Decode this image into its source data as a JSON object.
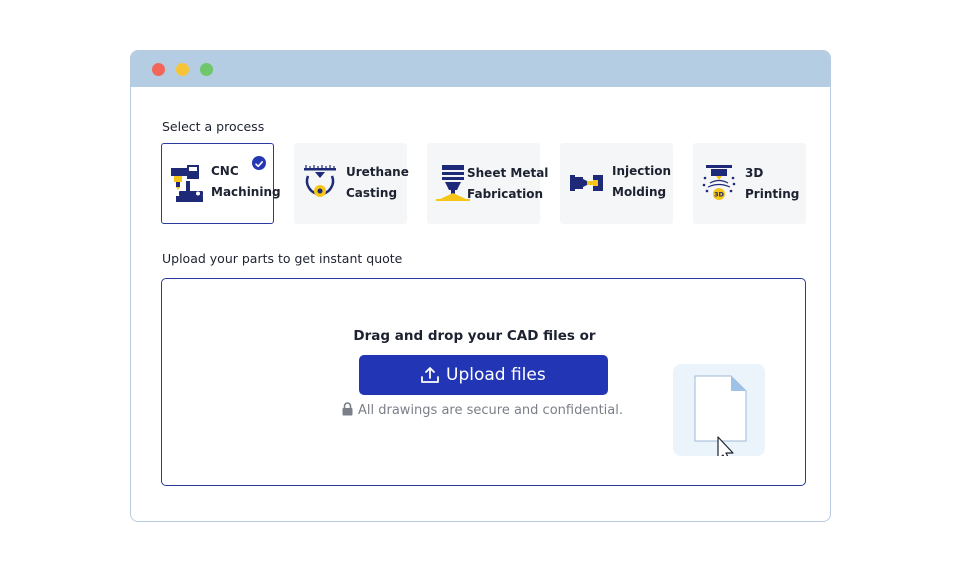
{
  "window": {
    "controls": [
      "close",
      "minimize",
      "maximize"
    ]
  },
  "process": {
    "label": "Select a process",
    "selected": "cnc",
    "cards": [
      {
        "id": "cnc",
        "line1": "CNC",
        "line2": "Machining",
        "icon": "cnc-machine-icon"
      },
      {
        "id": "urethane",
        "line1": "Urethane",
        "line2": "Casting",
        "icon": "urethane-casting-icon"
      },
      {
        "id": "sheet",
        "line1": "Sheet Metal",
        "line2": "Fabrication",
        "icon": "sheet-metal-icon"
      },
      {
        "id": "injection",
        "line1": "Injection",
        "line2": "Molding",
        "icon": "injection-molding-icon"
      },
      {
        "id": "printing",
        "line1": "3D",
        "line2": "Printing",
        "icon": "3d-printer-icon"
      }
    ]
  },
  "upload": {
    "label": "Upload your parts to get instant quote",
    "drag_text": "Drag and drop your CAD files or",
    "button_label": "Upload files",
    "secure_text": "All drawings are secure and confidential.",
    "printer_badge": "3D"
  },
  "colors": {
    "accent": "#2135b5",
    "selected_border": "#2a3b9e",
    "titlebar": "#b5cde2",
    "icon_navy": "#1e2a78",
    "icon_yellow": "#f5c518"
  }
}
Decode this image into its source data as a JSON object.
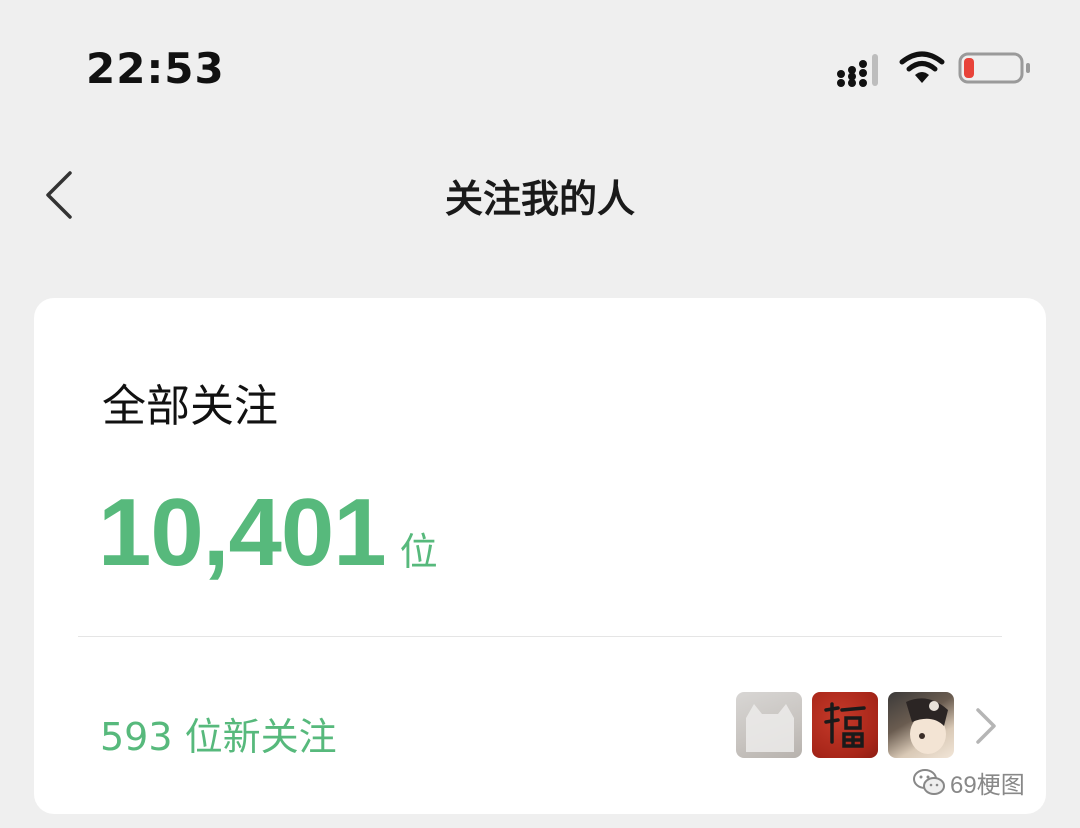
{
  "status_bar": {
    "time": "22:53",
    "battery_color": "#e8433a"
  },
  "nav": {
    "title": "关注我的人",
    "back_icon": "chevron-left-icon"
  },
  "card": {
    "section_label": "全部关注",
    "total_count": "10,401",
    "count_unit": "位",
    "new_followers_label": "593 位新关注",
    "avatars": [
      "avatar-cat",
      "avatar-fu",
      "avatar-girl"
    ],
    "accent_color": "#57b97c"
  },
  "watermark": {
    "text": "69梗图"
  }
}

■ Goal ■
Copy the material shown above in full and exactly. Skip the pictures.

■ Answer for this exercise ■
Decode this image into its source data as a JSON object.
{
  "window": {
    "controls": [
      "close",
      "minimize",
      "maximize"
    ]
  },
  "process": {
    "label": "Select a process",
    "selected": "cnc",
    "cards": [
      {
        "id": "cnc",
        "line1": "CNC",
        "line2": "Machining",
        "icon": "cnc-machine-icon"
      },
      {
        "id": "urethane",
        "line1": "Urethane",
        "line2": "Casting",
        "icon": "urethane-casting-icon"
      },
      {
        "id": "sheet",
        "line1": "Sheet Metal",
        "line2": "Fabrication",
        "icon": "sheet-metal-icon"
      },
      {
        "id": "injection",
        "line1": "Injection",
        "line2": "Molding",
        "icon": "injection-molding-icon"
      },
      {
        "id": "printing",
        "line1": "3D",
        "line2": "Printing",
        "icon": "3d-printer-icon"
      }
    ]
  },
  "upload": {
    "label": "Upload your parts to get instant quote",
    "drag_text": "Drag and drop your CAD files or",
    "button_label": "Upload files",
    "secure_text": "All drawings are secure and confidential.",
    "printer_badge": "3D"
  },
  "colors": {
    "accent": "#2135b5",
    "selected_border": "#2a3b9e",
    "titlebar": "#b5cde2",
    "icon_navy": "#1e2a78",
    "icon_yellow": "#f5c518"
  }
}
Decode this image into its source data as a JSON object.
{
  "status_bar": {
    "time": "22:53",
    "battery_color": "#e8433a"
  },
  "nav": {
    "title": "关注我的人",
    "back_icon": "chevron-left-icon"
  },
  "card": {
    "section_label": "全部关注",
    "total_count": "10,401",
    "count_unit": "位",
    "new_followers_label": "593 位新关注",
    "avatars": [
      "avatar-cat",
      "avatar-fu",
      "avatar-girl"
    ],
    "accent_color": "#57b97c"
  },
  "watermark": {
    "text": "69梗图"
  }
}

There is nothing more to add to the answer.